**Stated problem:** Copy each line in which the string "cable" occurs.

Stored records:
::::::
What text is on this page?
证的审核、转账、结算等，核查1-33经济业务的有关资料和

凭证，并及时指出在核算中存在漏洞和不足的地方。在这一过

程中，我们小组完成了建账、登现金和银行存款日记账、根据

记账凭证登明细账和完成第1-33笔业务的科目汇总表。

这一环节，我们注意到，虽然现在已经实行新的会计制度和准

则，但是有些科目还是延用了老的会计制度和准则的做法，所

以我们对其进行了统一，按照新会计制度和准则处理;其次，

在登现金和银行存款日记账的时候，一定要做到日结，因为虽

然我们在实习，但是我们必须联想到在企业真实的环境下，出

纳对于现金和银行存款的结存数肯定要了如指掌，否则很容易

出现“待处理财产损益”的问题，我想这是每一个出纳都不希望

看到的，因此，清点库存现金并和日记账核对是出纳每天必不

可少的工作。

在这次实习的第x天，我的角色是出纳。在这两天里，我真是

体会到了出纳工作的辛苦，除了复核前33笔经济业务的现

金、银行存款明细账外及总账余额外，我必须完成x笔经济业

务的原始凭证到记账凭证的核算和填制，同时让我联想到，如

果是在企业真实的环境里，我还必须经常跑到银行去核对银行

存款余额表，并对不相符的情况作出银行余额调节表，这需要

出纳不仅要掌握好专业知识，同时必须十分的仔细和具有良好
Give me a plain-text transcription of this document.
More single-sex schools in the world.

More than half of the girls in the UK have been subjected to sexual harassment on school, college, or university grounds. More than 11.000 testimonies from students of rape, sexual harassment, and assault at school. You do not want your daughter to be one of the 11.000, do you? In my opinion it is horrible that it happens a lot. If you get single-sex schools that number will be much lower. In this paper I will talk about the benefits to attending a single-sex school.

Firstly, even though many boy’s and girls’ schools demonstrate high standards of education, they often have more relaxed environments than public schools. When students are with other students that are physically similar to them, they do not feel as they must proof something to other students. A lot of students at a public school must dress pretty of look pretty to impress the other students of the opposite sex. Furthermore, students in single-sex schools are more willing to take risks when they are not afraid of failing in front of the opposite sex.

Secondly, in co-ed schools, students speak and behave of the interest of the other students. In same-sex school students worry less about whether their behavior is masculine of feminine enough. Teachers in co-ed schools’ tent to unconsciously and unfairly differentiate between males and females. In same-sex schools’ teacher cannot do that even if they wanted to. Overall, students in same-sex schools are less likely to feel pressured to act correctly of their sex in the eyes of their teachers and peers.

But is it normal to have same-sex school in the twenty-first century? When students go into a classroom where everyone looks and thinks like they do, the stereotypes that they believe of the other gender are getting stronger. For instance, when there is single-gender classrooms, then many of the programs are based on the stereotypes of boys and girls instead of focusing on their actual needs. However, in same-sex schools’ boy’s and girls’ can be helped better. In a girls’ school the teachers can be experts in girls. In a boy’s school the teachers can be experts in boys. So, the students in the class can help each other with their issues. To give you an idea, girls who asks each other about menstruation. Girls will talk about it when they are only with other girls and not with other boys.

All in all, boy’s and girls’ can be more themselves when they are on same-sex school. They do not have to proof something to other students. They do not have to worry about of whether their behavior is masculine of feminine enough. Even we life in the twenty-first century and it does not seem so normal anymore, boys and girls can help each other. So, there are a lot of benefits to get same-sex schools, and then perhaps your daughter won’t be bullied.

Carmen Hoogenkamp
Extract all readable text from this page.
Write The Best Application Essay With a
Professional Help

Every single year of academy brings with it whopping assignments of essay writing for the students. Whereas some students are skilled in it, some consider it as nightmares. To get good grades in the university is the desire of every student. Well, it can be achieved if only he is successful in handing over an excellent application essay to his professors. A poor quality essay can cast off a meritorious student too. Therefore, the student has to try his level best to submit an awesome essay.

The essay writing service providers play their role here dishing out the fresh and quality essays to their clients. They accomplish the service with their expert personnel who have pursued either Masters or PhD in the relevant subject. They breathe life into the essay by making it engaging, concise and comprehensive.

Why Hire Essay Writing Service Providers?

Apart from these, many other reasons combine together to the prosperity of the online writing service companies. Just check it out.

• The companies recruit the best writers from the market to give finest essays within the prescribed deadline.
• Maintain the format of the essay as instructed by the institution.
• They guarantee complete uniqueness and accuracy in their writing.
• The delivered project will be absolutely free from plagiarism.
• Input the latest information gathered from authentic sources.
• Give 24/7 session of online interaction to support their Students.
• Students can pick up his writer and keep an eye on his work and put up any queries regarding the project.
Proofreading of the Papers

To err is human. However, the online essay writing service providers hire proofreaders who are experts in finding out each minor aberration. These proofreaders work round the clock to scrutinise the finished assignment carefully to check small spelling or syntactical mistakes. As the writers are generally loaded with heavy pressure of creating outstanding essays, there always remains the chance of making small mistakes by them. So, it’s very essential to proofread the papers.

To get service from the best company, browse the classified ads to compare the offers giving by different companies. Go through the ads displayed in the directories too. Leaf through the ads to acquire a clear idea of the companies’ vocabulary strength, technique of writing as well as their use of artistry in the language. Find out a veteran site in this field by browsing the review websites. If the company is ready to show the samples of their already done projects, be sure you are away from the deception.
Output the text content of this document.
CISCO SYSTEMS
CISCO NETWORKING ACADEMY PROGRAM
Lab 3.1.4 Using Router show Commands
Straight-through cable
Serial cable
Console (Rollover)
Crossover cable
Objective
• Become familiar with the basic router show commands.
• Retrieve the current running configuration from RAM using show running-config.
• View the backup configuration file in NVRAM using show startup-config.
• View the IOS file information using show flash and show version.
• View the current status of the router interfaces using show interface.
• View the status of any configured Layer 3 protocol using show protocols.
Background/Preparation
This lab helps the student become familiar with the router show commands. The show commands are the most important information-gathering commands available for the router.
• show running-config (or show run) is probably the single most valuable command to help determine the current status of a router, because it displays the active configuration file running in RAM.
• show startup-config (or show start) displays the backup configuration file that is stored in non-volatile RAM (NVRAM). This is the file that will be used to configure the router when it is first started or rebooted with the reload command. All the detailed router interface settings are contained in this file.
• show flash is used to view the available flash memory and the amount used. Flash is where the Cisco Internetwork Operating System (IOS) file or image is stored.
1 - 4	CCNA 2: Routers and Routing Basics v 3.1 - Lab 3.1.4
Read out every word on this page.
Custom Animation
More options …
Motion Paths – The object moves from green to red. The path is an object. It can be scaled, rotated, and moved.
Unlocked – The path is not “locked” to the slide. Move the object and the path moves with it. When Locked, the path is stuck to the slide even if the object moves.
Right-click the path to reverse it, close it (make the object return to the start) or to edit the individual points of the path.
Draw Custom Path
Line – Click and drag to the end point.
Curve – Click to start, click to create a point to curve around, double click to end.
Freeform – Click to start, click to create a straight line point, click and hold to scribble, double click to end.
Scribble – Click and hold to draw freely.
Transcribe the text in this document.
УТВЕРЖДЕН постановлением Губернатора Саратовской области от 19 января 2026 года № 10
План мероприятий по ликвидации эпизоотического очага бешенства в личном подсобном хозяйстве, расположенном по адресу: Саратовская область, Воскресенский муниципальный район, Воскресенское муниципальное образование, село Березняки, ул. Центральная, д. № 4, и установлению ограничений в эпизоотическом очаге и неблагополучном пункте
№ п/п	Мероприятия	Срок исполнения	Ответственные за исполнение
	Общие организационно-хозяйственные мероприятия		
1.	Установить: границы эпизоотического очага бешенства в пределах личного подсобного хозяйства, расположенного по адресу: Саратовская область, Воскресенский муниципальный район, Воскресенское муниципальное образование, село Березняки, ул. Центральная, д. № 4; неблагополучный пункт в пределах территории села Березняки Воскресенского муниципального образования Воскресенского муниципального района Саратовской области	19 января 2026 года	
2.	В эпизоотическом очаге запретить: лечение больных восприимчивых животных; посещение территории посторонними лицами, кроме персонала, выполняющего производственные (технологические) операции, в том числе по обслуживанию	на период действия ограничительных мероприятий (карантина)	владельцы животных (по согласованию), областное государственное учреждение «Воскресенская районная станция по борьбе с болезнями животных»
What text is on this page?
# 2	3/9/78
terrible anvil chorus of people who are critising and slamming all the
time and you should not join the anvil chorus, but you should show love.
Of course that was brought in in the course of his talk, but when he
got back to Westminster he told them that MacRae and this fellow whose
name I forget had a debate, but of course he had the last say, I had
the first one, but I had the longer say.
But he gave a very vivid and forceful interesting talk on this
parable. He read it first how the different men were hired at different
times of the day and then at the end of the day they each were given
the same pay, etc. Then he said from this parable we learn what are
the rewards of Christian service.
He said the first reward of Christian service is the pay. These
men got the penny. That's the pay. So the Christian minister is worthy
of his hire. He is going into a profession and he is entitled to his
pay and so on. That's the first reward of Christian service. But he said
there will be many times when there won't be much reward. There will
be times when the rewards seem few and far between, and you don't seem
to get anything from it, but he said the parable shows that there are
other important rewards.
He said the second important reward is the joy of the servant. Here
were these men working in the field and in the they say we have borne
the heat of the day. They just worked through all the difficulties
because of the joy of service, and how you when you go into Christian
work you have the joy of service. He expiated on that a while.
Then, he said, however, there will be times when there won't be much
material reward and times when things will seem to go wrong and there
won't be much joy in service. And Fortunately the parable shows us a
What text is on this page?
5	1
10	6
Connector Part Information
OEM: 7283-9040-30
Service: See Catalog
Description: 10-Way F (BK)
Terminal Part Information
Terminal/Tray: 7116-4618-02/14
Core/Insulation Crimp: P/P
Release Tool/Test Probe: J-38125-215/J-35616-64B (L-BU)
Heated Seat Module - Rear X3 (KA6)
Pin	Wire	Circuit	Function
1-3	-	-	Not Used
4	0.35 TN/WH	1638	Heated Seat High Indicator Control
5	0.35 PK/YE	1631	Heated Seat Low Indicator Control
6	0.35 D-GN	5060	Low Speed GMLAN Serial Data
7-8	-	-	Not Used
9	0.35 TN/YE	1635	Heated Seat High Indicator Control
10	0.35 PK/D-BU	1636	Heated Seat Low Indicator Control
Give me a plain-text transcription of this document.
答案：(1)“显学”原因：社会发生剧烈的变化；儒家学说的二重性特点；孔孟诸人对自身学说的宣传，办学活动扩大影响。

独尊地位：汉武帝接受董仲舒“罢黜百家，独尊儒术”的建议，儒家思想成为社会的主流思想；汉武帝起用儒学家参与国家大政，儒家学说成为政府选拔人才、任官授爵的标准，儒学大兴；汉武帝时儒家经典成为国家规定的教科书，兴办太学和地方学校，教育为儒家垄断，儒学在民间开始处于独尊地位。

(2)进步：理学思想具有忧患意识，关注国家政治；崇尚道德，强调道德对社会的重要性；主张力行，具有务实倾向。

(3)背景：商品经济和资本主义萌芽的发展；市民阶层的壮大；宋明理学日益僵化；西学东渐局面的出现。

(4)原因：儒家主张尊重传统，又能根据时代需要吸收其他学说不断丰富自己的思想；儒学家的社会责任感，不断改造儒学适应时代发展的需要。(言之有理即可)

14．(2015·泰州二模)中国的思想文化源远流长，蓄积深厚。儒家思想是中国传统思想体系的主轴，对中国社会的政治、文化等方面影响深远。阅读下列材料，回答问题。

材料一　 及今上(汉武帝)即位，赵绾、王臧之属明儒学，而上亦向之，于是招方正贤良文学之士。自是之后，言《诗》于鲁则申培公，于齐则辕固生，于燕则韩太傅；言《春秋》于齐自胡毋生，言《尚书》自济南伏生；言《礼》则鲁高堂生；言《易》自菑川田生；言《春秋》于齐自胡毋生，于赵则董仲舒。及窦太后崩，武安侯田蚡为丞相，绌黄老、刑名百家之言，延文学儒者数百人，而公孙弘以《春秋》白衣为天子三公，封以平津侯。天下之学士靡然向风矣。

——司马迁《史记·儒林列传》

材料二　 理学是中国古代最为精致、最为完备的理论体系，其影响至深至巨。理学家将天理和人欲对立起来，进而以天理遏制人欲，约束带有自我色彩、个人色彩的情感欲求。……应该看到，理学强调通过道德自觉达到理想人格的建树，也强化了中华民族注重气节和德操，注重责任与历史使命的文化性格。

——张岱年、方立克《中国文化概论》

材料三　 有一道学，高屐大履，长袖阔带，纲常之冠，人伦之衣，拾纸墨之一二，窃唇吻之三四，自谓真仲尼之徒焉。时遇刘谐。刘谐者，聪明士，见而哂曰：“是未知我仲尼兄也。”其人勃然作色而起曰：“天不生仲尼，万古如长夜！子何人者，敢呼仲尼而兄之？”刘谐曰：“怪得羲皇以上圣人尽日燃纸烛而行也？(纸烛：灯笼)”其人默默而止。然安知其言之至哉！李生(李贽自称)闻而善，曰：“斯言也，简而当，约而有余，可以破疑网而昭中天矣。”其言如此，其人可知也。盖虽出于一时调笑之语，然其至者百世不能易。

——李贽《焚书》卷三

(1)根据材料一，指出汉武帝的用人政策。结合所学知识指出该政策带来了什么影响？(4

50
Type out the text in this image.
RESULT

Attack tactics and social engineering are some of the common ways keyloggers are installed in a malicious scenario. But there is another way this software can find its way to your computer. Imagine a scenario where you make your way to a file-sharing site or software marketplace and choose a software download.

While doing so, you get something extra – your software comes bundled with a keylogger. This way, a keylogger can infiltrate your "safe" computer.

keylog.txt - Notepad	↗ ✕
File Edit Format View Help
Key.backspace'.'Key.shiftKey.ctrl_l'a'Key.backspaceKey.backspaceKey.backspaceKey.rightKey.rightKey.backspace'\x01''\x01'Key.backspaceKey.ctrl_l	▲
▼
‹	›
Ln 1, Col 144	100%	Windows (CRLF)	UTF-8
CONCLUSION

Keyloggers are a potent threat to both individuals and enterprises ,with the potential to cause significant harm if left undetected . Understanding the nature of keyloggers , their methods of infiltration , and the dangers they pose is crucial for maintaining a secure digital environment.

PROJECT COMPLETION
::::::
**Solution below:**
Straight-through cable
Serial cable
Crossover cable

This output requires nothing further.